- **Exercise prompt**
Copy the records below line for line without changing anything, and leave the pictures out.

□ □ □ □ □

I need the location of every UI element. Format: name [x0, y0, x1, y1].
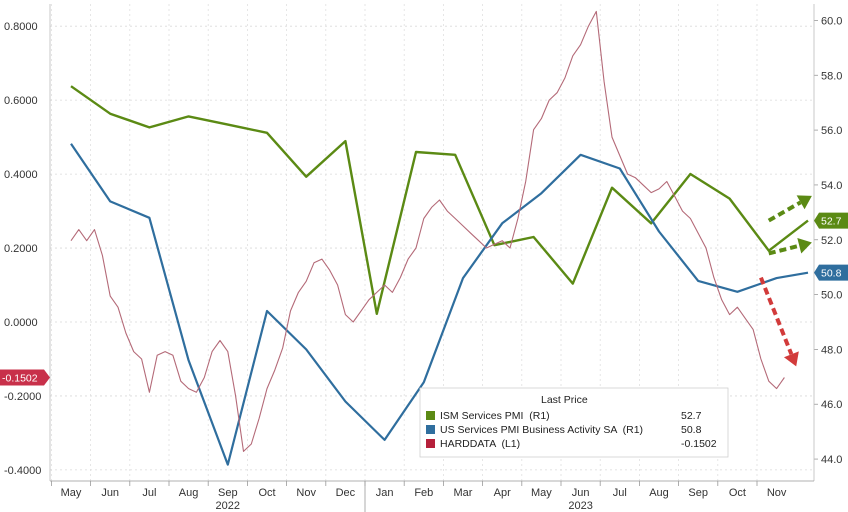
x-tick-label: Sep: [688, 487, 708, 499]
left-tick-label: 0.6000: [4, 95, 38, 107]
badge-value: 52.7: [821, 216, 842, 228]
right-tick-label: 56.0: [821, 125, 842, 137]
x-tick-label: Jun: [572, 487, 590, 499]
year-label: 2023: [568, 500, 592, 512]
right-tick-label: 52.0: [821, 235, 842, 247]
badge-value: 50.8: [821, 268, 842, 280]
x-axis: May Jun Jul Aug Sep Oct Nov Dec Jan Feb Mar Apr May J…: [50, 480, 814, 512]
x-tick-label: Oct: [258, 487, 275, 499]
right-tick-label: 48.0: [821, 344, 842, 356]
arrow-shaft: [767, 200, 802, 223]
series-line-harddata: [70, 10, 785, 452]
badge-harddata: -0.1502: [0, 369, 50, 386]
x-tick-label: Jul: [613, 487, 627, 499]
legend-value-ism: 52.7: [681, 410, 702, 422]
legend-label-harddata: HARDDATA (L1): [440, 438, 520, 450]
x-tick-label: Sep: [218, 487, 238, 499]
left-tick-label: 0.0000: [4, 317, 38, 329]
annotation-arrow: [768, 237, 812, 256]
annotation-arrow: [767, 195, 812, 223]
right-tick-label: 46.0: [821, 399, 842, 411]
legend-title: Last Price: [541, 394, 588, 406]
legend-swatch-us-services: [426, 425, 435, 434]
badge-shape: [814, 212, 848, 229]
left-tick-label: -0.2000: [4, 391, 41, 403]
right-tick-label: 58.0: [821, 70, 842, 82]
badge-value: -0.1502: [2, 373, 38, 385]
annotation-layer: [759, 195, 812, 367]
arrow-head: [783, 351, 799, 367]
right-tick-label: 44.0: [821, 454, 842, 466]
left-axis: 0.8000 0.6000 0.4000 0.2000 0.0000 -0.2000 -0.…: [4, 4, 51, 481]
legend-swatch-ism: [426, 411, 435, 420]
x-tick-label: Oct: [729, 487, 746, 499]
left-tick-label: 0.4000: [4, 169, 38, 181]
year-label: 2022: [216, 500, 240, 512]
arrow-shaft: [768, 243, 800, 256]
badge-ism: 52.7: [814, 212, 848, 229]
x-tick-label: Nov: [767, 487, 787, 499]
arrow-shaft: [759, 276, 794, 356]
x-tick-label: Jul: [142, 487, 156, 499]
value-badges: 52.7 50.8 -0.1502: [0, 212, 848, 386]
badge-shape: [814, 264, 848, 281]
series-layer: [70, 10, 809, 466]
x-tick-label: Mar: [454, 487, 473, 499]
left-tick-label: 0.8000: [4, 21, 38, 33]
x-tick-label: Dec: [336, 487, 356, 499]
legend: Last Price ISM Services PMI (R1) 52.7 US…: [419, 387, 729, 458]
legend-label-ism: ISM Services PMI (R1): [440, 410, 550, 422]
x-tick-label: Feb: [414, 487, 433, 499]
right-tick-label: 54.0: [821, 180, 842, 192]
arrow-head: [796, 195, 812, 210]
legend-swatch-harddata: [426, 439, 435, 448]
x-tick-label: Aug: [179, 487, 199, 499]
right-tick-label: 50.0: [821, 290, 842, 302]
annotation-arrow: [759, 276, 799, 367]
x-tick-label: Apr: [494, 487, 511, 499]
legend-label-us-services: US Services PMI Business Activity SA (R1…: [440, 424, 643, 436]
legend-value-harddata: -0.1502: [681, 438, 717, 450]
x-tick-label: Aug: [649, 487, 669, 499]
left-tick-label: -0.4000: [4, 465, 41, 477]
right-tick-label: 60.0: [821, 15, 842, 27]
badge-shape: [0, 369, 50, 386]
series-line-ism: [70, 85, 809, 315]
x-tick-label: Jun: [101, 487, 119, 499]
badge-us-services: 50.8: [814, 264, 848, 281]
legend-box: [419, 387, 729, 458]
legend-value-us-services: 50.8: [681, 424, 702, 436]
x-tick-label: Jan: [376, 487, 394, 499]
x-tick-label: Nov: [296, 487, 316, 499]
arrow-head: [797, 237, 812, 254]
right-axis: 60.0 58.0 56.0 54.0 52.0 50.0 48.0 46.0 44.0: [813, 4, 842, 481]
x-tick-label: May: [531, 487, 552, 499]
x-tick-label: May: [61, 487, 82, 499]
left-tick-label: 0.2000: [4, 243, 38, 255]
series-line-us-services: [70, 143, 809, 466]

□ □ □ □ □

- **Complete output**
I need the location of every UI element. Format: name [x0, y0, x1, y1].
x-tick-label: Sep: [688, 487, 708, 499]
left-tick-label: 0.6000: [4, 95, 38, 107]
badge-value: 52.7: [821, 216, 842, 228]
right-tick-label: 56.0: [821, 125, 842, 137]
x-tick-label: Jun: [572, 487, 590, 499]
year-label: 2023: [568, 500, 592, 512]
right-tick-label: 52.0: [821, 235, 842, 247]
badge-value: 50.8: [821, 268, 842, 280]
x-axis: May Jun Jul Aug Sep Oct Nov Dec Jan Feb Mar Apr May J…: [50, 480, 814, 512]
x-tick-label: Oct: [258, 487, 275, 499]
right-tick-label: 48.0: [821, 344, 842, 356]
arrow-shaft: [767, 200, 802, 223]
series-line-harddata: [70, 10, 785, 452]
badge-harddata: -0.1502: [0, 369, 50, 386]
x-tick-label: Jul: [613, 487, 627, 499]
legend-value-ism: 52.7: [681, 410, 702, 422]
legend-label-harddata: HARDDATA (L1): [440, 438, 520, 450]
x-tick-label: Sep: [218, 487, 238, 499]
left-tick-label: 0.0000: [4, 317, 38, 329]
annotation-arrow: [768, 237, 812, 256]
annotation-arrow: [767, 195, 812, 223]
right-tick-label: 46.0: [821, 399, 842, 411]
legend-title: Last Price: [541, 394, 588, 406]
legend-swatch-us-services: [426, 425, 435, 434]
badge-shape: [814, 212, 848, 229]
left-tick-label: -0.2000: [4, 391, 41, 403]
right-tick-label: 58.0: [821, 70, 842, 82]
badge-value: -0.1502: [2, 373, 38, 385]
annotation-layer: [759, 195, 812, 367]
arrow-head: [783, 351, 799, 367]
right-tick-label: 44.0: [821, 454, 842, 466]
left-axis: 0.8000 0.6000 0.4000 0.2000 0.0000 -0.2000 -0.…: [4, 4, 51, 481]
legend-swatch-ism: [426, 411, 435, 420]
x-tick-label: Oct: [729, 487, 746, 499]
left-tick-label: 0.4000: [4, 169, 38, 181]
year-label: 2022: [216, 500, 240, 512]
arrow-shaft: [768, 243, 800, 256]
badge-ism: 52.7: [814, 212, 848, 229]
x-tick-label: Nov: [767, 487, 787, 499]
arrow-shaft: [759, 276, 794, 356]
x-tick-label: Jul: [142, 487, 156, 499]
value-badges: 52.7 50.8 -0.1502: [0, 212, 848, 386]
badge-shape: [814, 264, 848, 281]
series-layer: [70, 10, 809, 466]
x-tick-label: Mar: [454, 487, 473, 499]
left-tick-label: 0.8000: [4, 21, 38, 33]
x-tick-label: Dec: [336, 487, 356, 499]
legend: Last Price ISM Services PMI (R1) 52.7 US…: [419, 387, 729, 458]
legend-label-ism: ISM Services PMI (R1): [440, 410, 550, 422]
x-tick-label: Feb: [414, 487, 433, 499]
right-tick-label: 54.0: [821, 180, 842, 192]
arrow-head: [796, 195, 812, 210]
legend-swatch-harddata: [426, 439, 435, 448]
x-tick-label: Aug: [179, 487, 199, 499]
right-tick-label: 50.0: [821, 290, 842, 302]
annotation-arrow: [759, 276, 799, 367]
x-tick-label: Apr: [494, 487, 511, 499]
legend-label-us-services: US Services PMI Business Activity SA (R1…: [440, 424, 643, 436]
legend-value-harddata: -0.1502: [681, 438, 717, 450]
x-tick-label: Aug: [649, 487, 669, 499]
left-tick-label: -0.4000: [4, 465, 41, 477]
right-tick-label: 60.0: [821, 15, 842, 27]
badge-shape: [0, 369, 50, 386]
series-line-ism: [70, 85, 809, 315]
x-tick-label: Jun: [101, 487, 119, 499]
badge-us-services: 50.8: [814, 264, 848, 281]
legend-box: [419, 387, 729, 458]
legend-value-us-services: 50.8: [681, 424, 702, 436]
x-tick-label: Jan: [376, 487, 394, 499]
x-tick-label: Nov: [296, 487, 316, 499]
arrow-head: [797, 237, 812, 254]
right-axis: 60.0 58.0 56.0 54.0 52.0 50.0 48.0 46.0 44.0: [813, 4, 842, 481]
x-tick-label: May: [531, 487, 552, 499]
x-tick-label: May: [61, 487, 82, 499]
left-tick-label: 0.2000: [4, 243, 38, 255]
series-line-us-services: [70, 143, 809, 466]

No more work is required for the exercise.